#### [Entries shown]
• • • • • • •

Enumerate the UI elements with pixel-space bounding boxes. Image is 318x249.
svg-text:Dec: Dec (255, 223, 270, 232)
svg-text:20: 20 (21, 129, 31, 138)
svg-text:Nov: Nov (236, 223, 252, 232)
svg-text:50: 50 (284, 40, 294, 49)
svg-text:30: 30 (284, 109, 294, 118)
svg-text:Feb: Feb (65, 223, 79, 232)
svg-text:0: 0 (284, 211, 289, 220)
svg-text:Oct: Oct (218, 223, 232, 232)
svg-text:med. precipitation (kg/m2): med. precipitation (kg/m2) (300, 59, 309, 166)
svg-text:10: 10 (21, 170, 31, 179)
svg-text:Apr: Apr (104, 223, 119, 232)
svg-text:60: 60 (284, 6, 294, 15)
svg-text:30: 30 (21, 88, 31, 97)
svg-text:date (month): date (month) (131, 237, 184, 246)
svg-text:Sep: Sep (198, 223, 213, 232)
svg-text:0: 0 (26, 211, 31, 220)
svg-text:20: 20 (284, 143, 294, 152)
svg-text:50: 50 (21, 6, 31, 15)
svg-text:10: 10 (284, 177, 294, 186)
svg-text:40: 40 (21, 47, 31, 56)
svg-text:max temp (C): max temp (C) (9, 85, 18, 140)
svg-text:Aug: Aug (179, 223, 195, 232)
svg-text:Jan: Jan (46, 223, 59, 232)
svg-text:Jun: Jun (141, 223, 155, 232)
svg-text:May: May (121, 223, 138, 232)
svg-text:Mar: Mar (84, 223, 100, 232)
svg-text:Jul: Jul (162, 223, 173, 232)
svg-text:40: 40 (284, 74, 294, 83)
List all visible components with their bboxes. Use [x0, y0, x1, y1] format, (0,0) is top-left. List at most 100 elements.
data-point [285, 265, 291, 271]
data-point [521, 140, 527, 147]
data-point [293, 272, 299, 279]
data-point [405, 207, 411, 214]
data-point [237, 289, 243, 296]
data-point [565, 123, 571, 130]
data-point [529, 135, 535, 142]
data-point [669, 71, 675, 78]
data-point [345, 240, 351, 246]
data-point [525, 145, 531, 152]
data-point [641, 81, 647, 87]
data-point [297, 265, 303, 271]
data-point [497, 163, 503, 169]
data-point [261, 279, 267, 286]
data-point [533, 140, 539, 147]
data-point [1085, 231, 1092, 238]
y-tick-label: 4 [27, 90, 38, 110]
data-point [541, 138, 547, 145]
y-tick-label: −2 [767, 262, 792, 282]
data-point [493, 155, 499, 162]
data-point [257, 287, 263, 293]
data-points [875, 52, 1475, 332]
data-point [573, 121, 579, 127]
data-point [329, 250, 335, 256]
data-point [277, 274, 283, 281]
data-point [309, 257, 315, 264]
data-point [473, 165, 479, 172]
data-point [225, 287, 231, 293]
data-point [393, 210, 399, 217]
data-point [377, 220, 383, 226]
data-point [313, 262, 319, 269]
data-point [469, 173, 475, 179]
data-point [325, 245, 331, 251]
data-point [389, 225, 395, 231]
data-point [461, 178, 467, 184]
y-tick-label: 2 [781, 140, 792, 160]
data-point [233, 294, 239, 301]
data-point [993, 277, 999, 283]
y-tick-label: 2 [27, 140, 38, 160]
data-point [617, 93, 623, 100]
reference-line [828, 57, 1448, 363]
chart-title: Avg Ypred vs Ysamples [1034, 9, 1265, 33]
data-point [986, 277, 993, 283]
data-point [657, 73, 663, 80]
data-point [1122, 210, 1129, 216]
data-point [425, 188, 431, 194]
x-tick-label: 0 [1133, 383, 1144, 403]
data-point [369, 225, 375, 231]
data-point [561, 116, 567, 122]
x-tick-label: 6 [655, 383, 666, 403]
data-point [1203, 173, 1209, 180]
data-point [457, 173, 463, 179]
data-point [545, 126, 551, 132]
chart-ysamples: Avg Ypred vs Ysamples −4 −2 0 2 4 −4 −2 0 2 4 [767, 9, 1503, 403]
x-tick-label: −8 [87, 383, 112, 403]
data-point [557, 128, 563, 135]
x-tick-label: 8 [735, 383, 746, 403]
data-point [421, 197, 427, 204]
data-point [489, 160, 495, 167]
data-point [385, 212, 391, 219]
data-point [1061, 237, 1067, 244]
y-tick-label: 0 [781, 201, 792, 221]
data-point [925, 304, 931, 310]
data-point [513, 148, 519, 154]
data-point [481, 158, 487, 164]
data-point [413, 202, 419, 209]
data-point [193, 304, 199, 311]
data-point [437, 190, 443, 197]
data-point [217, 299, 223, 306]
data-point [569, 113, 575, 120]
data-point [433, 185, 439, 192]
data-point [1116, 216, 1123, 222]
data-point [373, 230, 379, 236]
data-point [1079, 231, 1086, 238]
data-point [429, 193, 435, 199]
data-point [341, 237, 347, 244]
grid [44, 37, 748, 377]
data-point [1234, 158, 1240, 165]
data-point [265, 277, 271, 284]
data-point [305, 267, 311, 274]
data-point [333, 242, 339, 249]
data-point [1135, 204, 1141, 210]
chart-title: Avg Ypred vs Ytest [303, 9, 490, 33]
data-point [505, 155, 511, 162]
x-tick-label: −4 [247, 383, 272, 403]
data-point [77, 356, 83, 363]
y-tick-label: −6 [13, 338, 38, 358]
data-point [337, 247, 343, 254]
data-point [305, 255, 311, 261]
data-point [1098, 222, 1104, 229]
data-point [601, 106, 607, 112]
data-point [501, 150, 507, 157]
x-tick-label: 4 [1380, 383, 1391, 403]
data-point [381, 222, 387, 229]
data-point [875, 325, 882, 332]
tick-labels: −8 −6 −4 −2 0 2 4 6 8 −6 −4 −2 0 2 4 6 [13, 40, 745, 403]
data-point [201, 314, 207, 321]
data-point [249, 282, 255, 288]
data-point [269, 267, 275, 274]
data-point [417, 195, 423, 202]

• • • • • • •

#### [Stated problem]
Reproduce all of the material above, line for line, with no changes.

#### [Result]
Enumerate the UI elements with pixel-space bounding boxes. Image is 318x249.
svg-text:Dec: Dec (255, 223, 270, 232)
svg-text:20: 20 (21, 129, 31, 138)
svg-text:Nov: Nov (236, 223, 252, 232)
svg-text:50: 50 (284, 40, 294, 49)
svg-text:30: 30 (284, 109, 294, 118)
svg-text:Feb: Feb (65, 223, 79, 232)
svg-text:0: 0 (284, 211, 289, 220)
svg-text:Oct: Oct (218, 223, 232, 232)
svg-text:med. precipitation (kg/m2): med. precipitation (kg/m2) (300, 59, 309, 166)
svg-text:10: 10 (21, 170, 31, 179)
svg-text:Apr: Apr (104, 223, 119, 232)
svg-text:60: 60 (284, 6, 294, 15)
svg-text:30: 30 (21, 88, 31, 97)
svg-text:date (month): date (month) (131, 237, 184, 246)
svg-text:Sep: Sep (198, 223, 213, 232)
svg-text:0: 0 (26, 211, 31, 220)
svg-text:20: 20 (284, 143, 294, 152)
svg-text:50: 50 (21, 6, 31, 15)
svg-text:10: 10 (284, 177, 294, 186)
svg-text:40: 40 (21, 47, 31, 56)
svg-text:max temp (C): max temp (C) (9, 85, 18, 140)
svg-text:Aug: Aug (179, 223, 195, 232)
svg-text:Jan: Jan (46, 223, 59, 232)
svg-text:Jun: Jun (141, 223, 155, 232)
svg-text:May: May (121, 223, 138, 232)
svg-text:Mar: Mar (84, 223, 100, 232)
svg-text:Jul: Jul (162, 223, 173, 232)
svg-text:40: 40 (284, 74, 294, 83)
List all visible components with their bboxes. Use [x0, y0, x1, y1] format, (0,0) is top-left. List at most 100 elements.
data-point [285, 265, 291, 271]
data-point [521, 140, 527, 147]
data-point [293, 272, 299, 279]
data-point [405, 207, 411, 214]
data-point [237, 289, 243, 296]
data-point [565, 123, 571, 130]
data-point [529, 135, 535, 142]
data-point [669, 71, 675, 78]
data-point [345, 240, 351, 246]
data-point [525, 145, 531, 152]
data-point [641, 81, 647, 87]
data-point [297, 265, 303, 271]
data-point [497, 163, 503, 169]
data-point [261, 279, 267, 286]
data-point [533, 140, 539, 147]
data-point [1085, 231, 1092, 238]
y-tick-label: 4 [27, 90, 38, 110]
data-point [541, 138, 547, 145]
y-tick-label: −2 [767, 262, 792, 282]
data-point [493, 155, 499, 162]
data-point [257, 287, 263, 293]
data-points [875, 52, 1475, 332]
data-point [573, 121, 579, 127]
data-point [329, 250, 335, 256]
data-point [277, 274, 283, 281]
data-point [309, 257, 315, 264]
data-point [473, 165, 479, 172]
data-point [225, 287, 231, 293]
data-point [393, 210, 399, 217]
data-point [377, 220, 383, 226]
data-point [313, 262, 319, 269]
data-point [469, 173, 475, 179]
data-point [325, 245, 331, 251]
data-point [389, 225, 395, 231]
data-point [461, 178, 467, 184]
y-tick-label: 2 [781, 140, 792, 160]
data-point [233, 294, 239, 301]
data-point [993, 277, 999, 283]
y-tick-label: 2 [27, 140, 38, 160]
data-point [617, 93, 623, 100]
reference-line [828, 57, 1448, 363]
chart-title: Avg Ypred vs Ysamples [1034, 9, 1265, 33]
data-point [986, 277, 993, 283]
data-point [657, 73, 663, 80]
data-point [1122, 210, 1129, 216]
data-point [425, 188, 431, 194]
x-tick-label: 0 [1133, 383, 1144, 403]
data-point [369, 225, 375, 231]
data-point [561, 116, 567, 122]
x-tick-label: 6 [655, 383, 666, 403]
data-point [1203, 173, 1209, 180]
data-point [457, 173, 463, 179]
data-point [545, 126, 551, 132]
chart-ysamples: Avg Ypred vs Ysamples −4 −2 0 2 4 −4 −2 0 2 4 [767, 9, 1503, 403]
x-tick-label: −8 [87, 383, 112, 403]
data-point [557, 128, 563, 135]
x-tick-label: 8 [735, 383, 746, 403]
data-point [421, 197, 427, 204]
data-point [489, 160, 495, 167]
data-point [385, 212, 391, 219]
data-point [1061, 237, 1067, 244]
y-tick-label: 0 [781, 201, 792, 221]
data-point [925, 304, 931, 310]
data-point [513, 148, 519, 154]
data-point [481, 158, 487, 164]
data-point [413, 202, 419, 209]
data-point [193, 304, 199, 311]
data-point [437, 190, 443, 197]
data-point [217, 299, 223, 306]
data-point [569, 113, 575, 120]
data-point [433, 185, 439, 192]
data-point [1116, 216, 1123, 222]
data-point [373, 230, 379, 236]
data-point [1079, 231, 1086, 238]
data-point [429, 193, 435, 199]
data-point [341, 237, 347, 244]
grid [44, 37, 748, 377]
data-point [1234, 158, 1240, 165]
data-point [265, 277, 271, 284]
data-point [305, 267, 311, 274]
data-point [333, 242, 339, 249]
data-point [1135, 204, 1141, 210]
chart-title: Avg Ypred vs Ytest [303, 9, 490, 33]
data-point [505, 155, 511, 162]
x-tick-label: −4 [247, 383, 272, 403]
data-point [77, 356, 83, 363]
y-tick-label: −6 [13, 338, 38, 358]
data-point [337, 247, 343, 254]
data-point [305, 255, 311, 261]
data-point [1098, 222, 1104, 229]
data-point [601, 106, 607, 112]
data-point [501, 150, 507, 157]
x-tick-label: 4 [1380, 383, 1391, 403]
data-point [381, 222, 387, 229]
data-point [875, 325, 882, 332]
tick-labels: −8 −6 −4 −2 0 2 4 6 8 −6 −4 −2 0 2 4 6 [13, 40, 745, 403]
data-point [201, 314, 207, 321]
data-point [249, 282, 255, 288]
data-point [269, 267, 275, 274]
data-point [417, 195, 423, 202]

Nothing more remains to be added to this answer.